— OBJECTIVE —
Change every "Persons" to "People" in the rows below, and reproduce the rows with nothing else altered.

— MATERIAL —
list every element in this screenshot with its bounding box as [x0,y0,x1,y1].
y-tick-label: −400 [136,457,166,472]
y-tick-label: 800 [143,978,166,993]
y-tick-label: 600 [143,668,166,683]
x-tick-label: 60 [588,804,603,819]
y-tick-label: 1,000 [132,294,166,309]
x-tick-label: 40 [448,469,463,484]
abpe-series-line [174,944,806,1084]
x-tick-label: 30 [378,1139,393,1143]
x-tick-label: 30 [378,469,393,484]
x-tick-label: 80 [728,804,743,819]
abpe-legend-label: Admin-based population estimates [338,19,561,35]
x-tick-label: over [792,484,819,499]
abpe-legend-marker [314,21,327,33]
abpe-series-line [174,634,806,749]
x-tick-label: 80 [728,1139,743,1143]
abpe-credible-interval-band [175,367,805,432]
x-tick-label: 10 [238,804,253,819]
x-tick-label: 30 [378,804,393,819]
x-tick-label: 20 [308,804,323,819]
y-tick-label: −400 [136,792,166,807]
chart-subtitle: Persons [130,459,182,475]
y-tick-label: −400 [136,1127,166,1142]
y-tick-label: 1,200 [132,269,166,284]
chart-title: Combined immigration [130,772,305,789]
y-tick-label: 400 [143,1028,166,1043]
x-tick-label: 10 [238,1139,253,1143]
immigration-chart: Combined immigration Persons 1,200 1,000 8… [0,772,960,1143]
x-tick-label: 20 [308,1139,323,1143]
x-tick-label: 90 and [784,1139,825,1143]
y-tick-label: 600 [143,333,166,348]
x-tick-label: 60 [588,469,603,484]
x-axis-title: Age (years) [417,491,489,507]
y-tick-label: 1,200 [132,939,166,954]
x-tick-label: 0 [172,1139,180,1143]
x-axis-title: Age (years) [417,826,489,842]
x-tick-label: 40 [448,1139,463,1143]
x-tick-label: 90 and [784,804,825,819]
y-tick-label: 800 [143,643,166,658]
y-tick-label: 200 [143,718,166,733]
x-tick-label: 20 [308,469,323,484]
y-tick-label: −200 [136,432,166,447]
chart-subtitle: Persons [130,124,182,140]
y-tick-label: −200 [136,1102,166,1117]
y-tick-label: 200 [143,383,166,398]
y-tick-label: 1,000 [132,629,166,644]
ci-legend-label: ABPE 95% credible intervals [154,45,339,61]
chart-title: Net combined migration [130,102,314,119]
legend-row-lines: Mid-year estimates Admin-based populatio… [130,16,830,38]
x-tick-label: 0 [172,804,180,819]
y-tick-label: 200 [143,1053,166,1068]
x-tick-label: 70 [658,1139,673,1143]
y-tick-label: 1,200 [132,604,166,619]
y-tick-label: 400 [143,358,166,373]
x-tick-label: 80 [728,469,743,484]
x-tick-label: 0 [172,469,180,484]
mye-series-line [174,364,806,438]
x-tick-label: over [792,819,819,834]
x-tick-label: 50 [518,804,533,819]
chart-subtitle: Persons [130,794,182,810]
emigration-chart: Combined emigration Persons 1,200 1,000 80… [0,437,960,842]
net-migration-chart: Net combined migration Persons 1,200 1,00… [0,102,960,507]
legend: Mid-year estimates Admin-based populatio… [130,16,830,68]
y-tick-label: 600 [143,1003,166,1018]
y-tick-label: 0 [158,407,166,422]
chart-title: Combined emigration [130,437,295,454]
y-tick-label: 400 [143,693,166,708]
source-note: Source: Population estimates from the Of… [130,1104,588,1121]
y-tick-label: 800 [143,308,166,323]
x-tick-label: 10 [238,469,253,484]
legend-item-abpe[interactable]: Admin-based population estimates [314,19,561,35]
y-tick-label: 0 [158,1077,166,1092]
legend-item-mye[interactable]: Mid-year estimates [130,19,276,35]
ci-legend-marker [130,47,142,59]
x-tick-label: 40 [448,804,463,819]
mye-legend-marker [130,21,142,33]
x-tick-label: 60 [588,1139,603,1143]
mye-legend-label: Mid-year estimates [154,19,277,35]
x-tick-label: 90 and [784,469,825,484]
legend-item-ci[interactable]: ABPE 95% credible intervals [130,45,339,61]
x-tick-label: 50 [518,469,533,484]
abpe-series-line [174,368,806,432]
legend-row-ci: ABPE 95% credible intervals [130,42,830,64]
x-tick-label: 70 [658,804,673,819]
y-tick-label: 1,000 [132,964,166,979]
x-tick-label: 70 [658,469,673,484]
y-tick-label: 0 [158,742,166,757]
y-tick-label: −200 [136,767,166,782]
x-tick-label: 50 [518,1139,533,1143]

— SOLUTION TO THIS PROBLEM —
list every element in this screenshot with its bounding box as [x0,y0,x1,y1].
y-tick-label: −400 [136,457,166,472]
y-tick-label: 800 [143,978,166,993]
y-tick-label: 600 [143,668,166,683]
x-tick-label: 60 [588,804,603,819]
y-tick-label: 1,000 [132,294,166,309]
x-tick-label: 40 [448,469,463,484]
abpe-series-line [174,944,806,1084]
x-tick-label: 30 [378,1139,393,1143]
x-tick-label: 30 [378,469,393,484]
x-tick-label: 80 [728,804,743,819]
abpe-legend-label: Admin-based population estimates [338,19,561,35]
x-tick-label: over [792,484,819,499]
abpe-legend-marker [314,21,327,33]
abpe-series-line [174,634,806,749]
x-tick-label: 80 [728,1139,743,1143]
abpe-credible-interval-band [175,367,805,432]
x-tick-label: 10 [238,804,253,819]
x-tick-label: 30 [378,804,393,819]
x-tick-label: 20 [308,804,323,819]
y-tick-label: −400 [136,792,166,807]
chart-subtitle: People [130,459,182,475]
y-tick-label: −400 [136,1127,166,1142]
y-tick-label: 1,200 [132,269,166,284]
chart-title: Combined immigration [130,772,305,789]
y-tick-label: 400 [143,1028,166,1043]
x-tick-label: 10 [238,1139,253,1143]
immigration-chart: Combined immigration People 1,200 1,000 8… [0,772,960,1143]
x-tick-label: 20 [308,1139,323,1143]
x-tick-label: 90 and [784,1139,825,1143]
y-tick-label: 600 [143,333,166,348]
x-tick-label: 60 [588,469,603,484]
x-axis-title: Age (years) [417,491,489,507]
y-tick-label: 1,200 [132,939,166,954]
x-tick-label: 0 [172,1139,180,1143]
x-axis-title: Age (years) [417,826,489,842]
x-tick-label: 40 [448,1139,463,1143]
x-tick-label: 90 and [784,804,825,819]
y-tick-label: 800 [143,643,166,658]
y-tick-label: 200 [143,718,166,733]
x-tick-label: 20 [308,469,323,484]
y-tick-label: −200 [136,432,166,447]
chart-subtitle: People [130,124,182,140]
y-tick-label: −200 [136,1102,166,1117]
y-tick-label: 200 [143,383,166,398]
y-tick-label: 1,000 [132,629,166,644]
ci-legend-label: ABPE 95% credible intervals [154,45,339,61]
chart-title: Net combined migration [130,102,314,119]
legend-row-lines: Mid-year estimates Admin-based populatio… [130,16,830,38]
x-tick-label: 0 [172,804,180,819]
y-tick-label: 200 [143,1053,166,1068]
x-tick-label: 70 [658,1139,673,1143]
y-tick-label: 1,200 [132,604,166,619]
y-tick-label: 400 [143,358,166,373]
x-tick-label: 80 [728,469,743,484]
x-tick-label: 0 [172,469,180,484]
mye-series-line [174,364,806,438]
x-tick-label: over [792,819,819,834]
x-tick-label: 50 [518,804,533,819]
chart-subtitle: People [130,794,182,810]
emigration-chart: Combined emigration People 1,200 1,000 80… [0,437,960,842]
net-migration-chart: Net combined migration People 1,200 1,00… [0,102,960,507]
legend: Mid-year estimates Admin-based populatio… [130,16,830,68]
y-tick-label: 600 [143,1003,166,1018]
y-tick-label: 0 [158,407,166,422]
chart-title: Combined emigration [130,437,295,454]
y-tick-label: 400 [143,693,166,708]
source-note: Source: Population estimates from the Of… [130,1104,588,1121]
y-tick-label: 800 [143,308,166,323]
x-tick-label: 10 [238,469,253,484]
legend-item-abpe[interactable]: Admin-based population estimates [314,19,561,35]
y-tick-label: 0 [158,1077,166,1092]
legend-item-mye[interactable]: Mid-year estimates [130,19,276,35]
ci-legend-marker [130,47,142,59]
x-tick-label: 40 [448,804,463,819]
mye-legend-marker [130,21,142,33]
x-tick-label: 60 [588,1139,603,1143]
mye-legend-label: Mid-year estimates [154,19,277,35]
x-tick-label: 90 and [784,469,825,484]
legend-item-ci[interactable]: ABPE 95% credible intervals [130,45,339,61]
x-tick-label: 50 [518,469,533,484]
abpe-series-line [174,368,806,432]
legend-row-ci: ABPE 95% credible intervals [130,42,830,64]
x-tick-label: 70 [658,804,673,819]
y-tick-label: 1,000 [132,964,166,979]
x-tick-label: 70 [658,469,673,484]
y-tick-label: 0 [158,742,166,757]
y-tick-label: −200 [136,767,166,782]
x-tick-label: 50 [518,1139,533,1143]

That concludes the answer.